* **REQUIRED WORK**: Scan the data beneath this task and copy each line that includes "African".
>> Begin SOURCE DATA
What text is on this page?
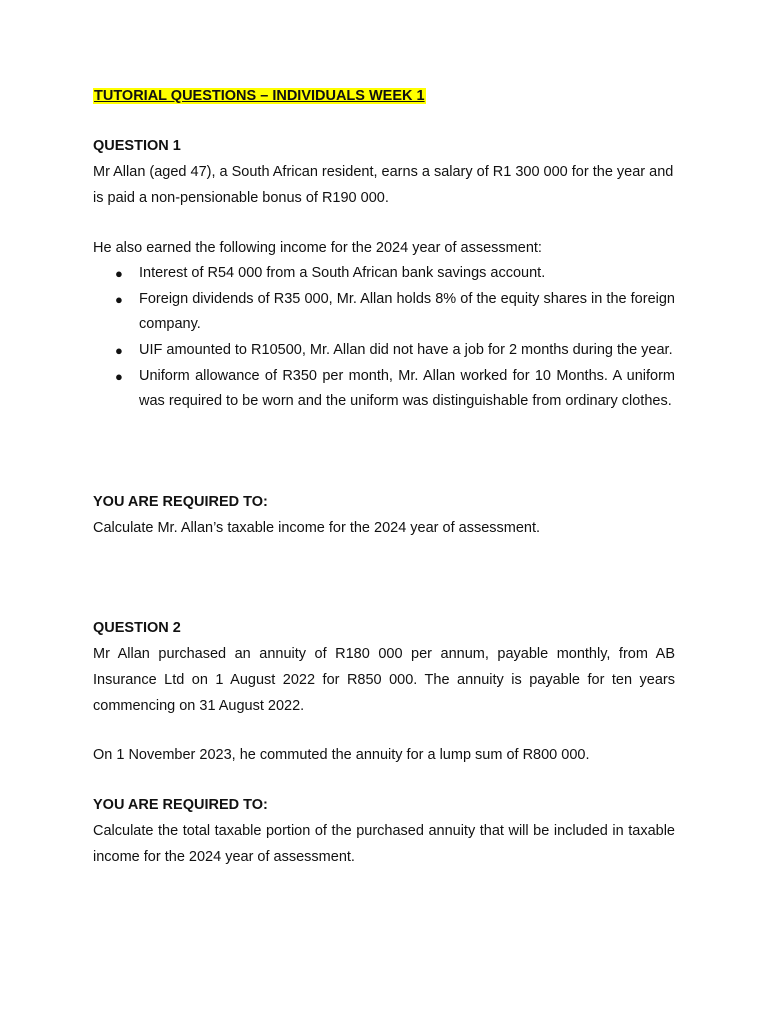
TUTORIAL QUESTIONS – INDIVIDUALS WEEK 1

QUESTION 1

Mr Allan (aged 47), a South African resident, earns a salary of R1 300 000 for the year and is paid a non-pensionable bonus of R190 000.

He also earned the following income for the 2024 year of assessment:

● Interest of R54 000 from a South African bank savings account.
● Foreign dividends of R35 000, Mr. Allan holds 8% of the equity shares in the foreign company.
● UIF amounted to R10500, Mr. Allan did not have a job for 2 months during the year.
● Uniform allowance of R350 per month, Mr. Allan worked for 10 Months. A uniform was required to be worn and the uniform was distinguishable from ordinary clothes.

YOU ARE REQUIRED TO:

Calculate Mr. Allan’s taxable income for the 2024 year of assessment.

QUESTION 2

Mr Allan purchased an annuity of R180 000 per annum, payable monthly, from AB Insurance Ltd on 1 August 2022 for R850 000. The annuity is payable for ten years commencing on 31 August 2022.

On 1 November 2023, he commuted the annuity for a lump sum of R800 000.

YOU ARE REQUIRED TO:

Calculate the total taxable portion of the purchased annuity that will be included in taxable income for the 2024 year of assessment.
>> End SOURCE DATA
>> Begin SOURCE DATA
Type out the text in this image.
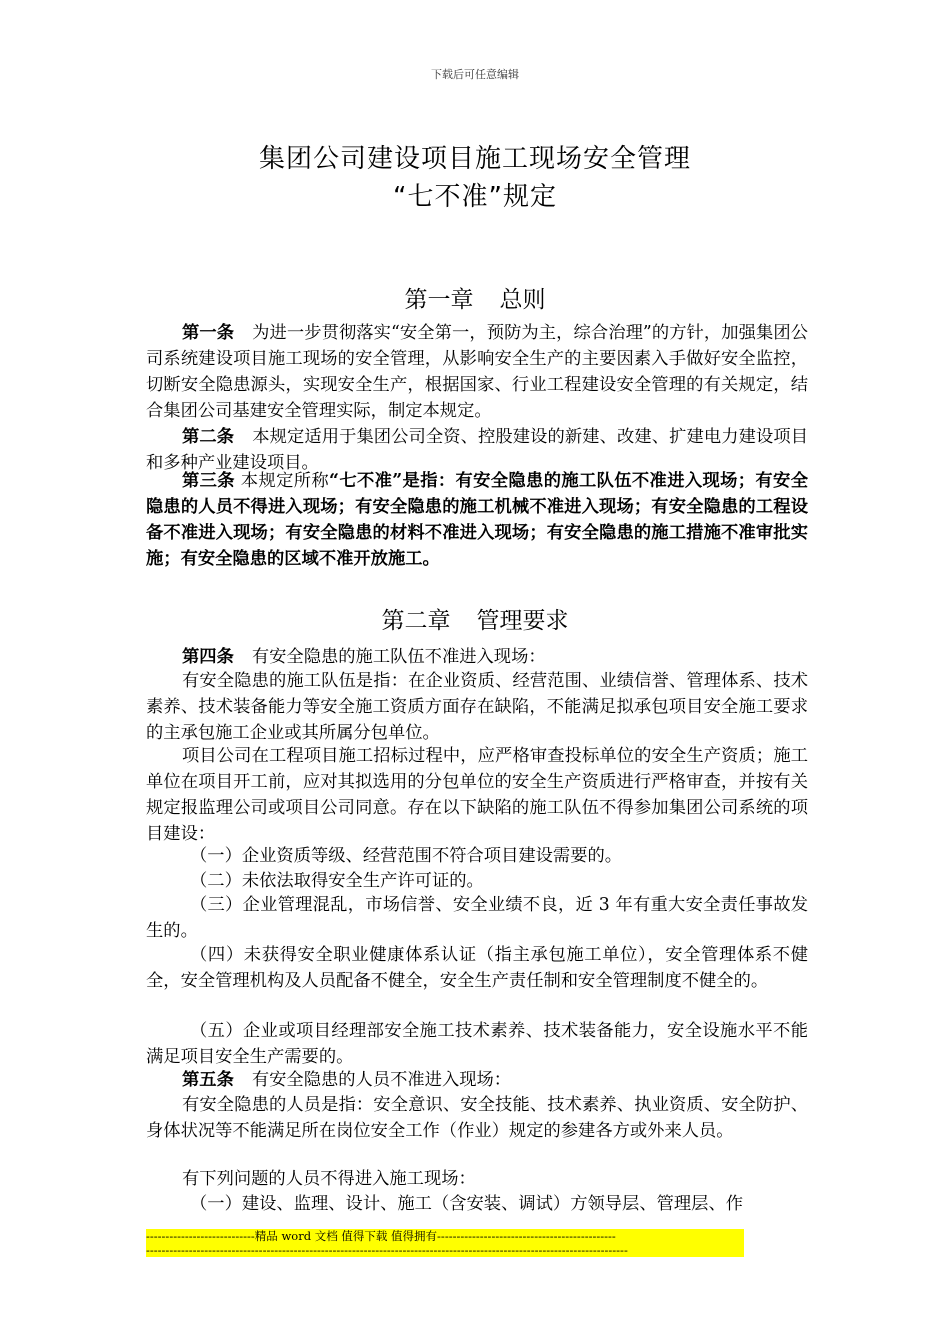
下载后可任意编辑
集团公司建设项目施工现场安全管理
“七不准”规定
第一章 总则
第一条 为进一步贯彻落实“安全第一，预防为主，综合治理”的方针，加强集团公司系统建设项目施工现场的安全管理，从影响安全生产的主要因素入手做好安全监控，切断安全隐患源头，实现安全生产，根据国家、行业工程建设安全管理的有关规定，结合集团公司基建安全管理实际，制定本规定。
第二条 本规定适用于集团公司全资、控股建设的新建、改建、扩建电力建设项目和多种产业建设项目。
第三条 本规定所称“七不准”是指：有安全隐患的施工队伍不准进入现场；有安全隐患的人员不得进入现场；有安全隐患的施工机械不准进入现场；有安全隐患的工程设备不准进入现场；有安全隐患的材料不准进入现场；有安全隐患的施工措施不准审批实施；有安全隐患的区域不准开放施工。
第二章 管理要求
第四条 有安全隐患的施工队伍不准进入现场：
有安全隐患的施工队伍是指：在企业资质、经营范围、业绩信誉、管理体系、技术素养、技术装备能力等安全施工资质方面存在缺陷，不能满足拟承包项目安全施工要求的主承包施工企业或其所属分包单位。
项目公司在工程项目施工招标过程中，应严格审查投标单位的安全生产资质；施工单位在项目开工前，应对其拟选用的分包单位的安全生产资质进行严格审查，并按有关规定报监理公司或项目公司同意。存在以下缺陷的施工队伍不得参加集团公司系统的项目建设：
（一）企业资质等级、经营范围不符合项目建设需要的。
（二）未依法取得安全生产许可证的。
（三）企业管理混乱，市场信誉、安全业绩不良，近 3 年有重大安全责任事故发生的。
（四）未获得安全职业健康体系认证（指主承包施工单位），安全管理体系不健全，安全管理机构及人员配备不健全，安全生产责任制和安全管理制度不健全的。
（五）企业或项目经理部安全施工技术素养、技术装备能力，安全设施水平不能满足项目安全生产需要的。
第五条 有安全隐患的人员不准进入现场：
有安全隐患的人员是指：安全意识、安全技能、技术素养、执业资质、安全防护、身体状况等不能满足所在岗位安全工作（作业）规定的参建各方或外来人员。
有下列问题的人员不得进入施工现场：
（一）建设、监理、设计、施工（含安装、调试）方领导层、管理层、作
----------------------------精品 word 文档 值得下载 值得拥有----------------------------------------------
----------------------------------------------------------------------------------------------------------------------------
>> End SOURCE DATA
* **SOLVED PROBLEM**:
Mr Allan (aged 47), a South African resident, earns a salary of R1 300 000 for the year and is paid a non-pensionable bonus of R190 000.
● Interest of R54 000 from a South African bank savings account.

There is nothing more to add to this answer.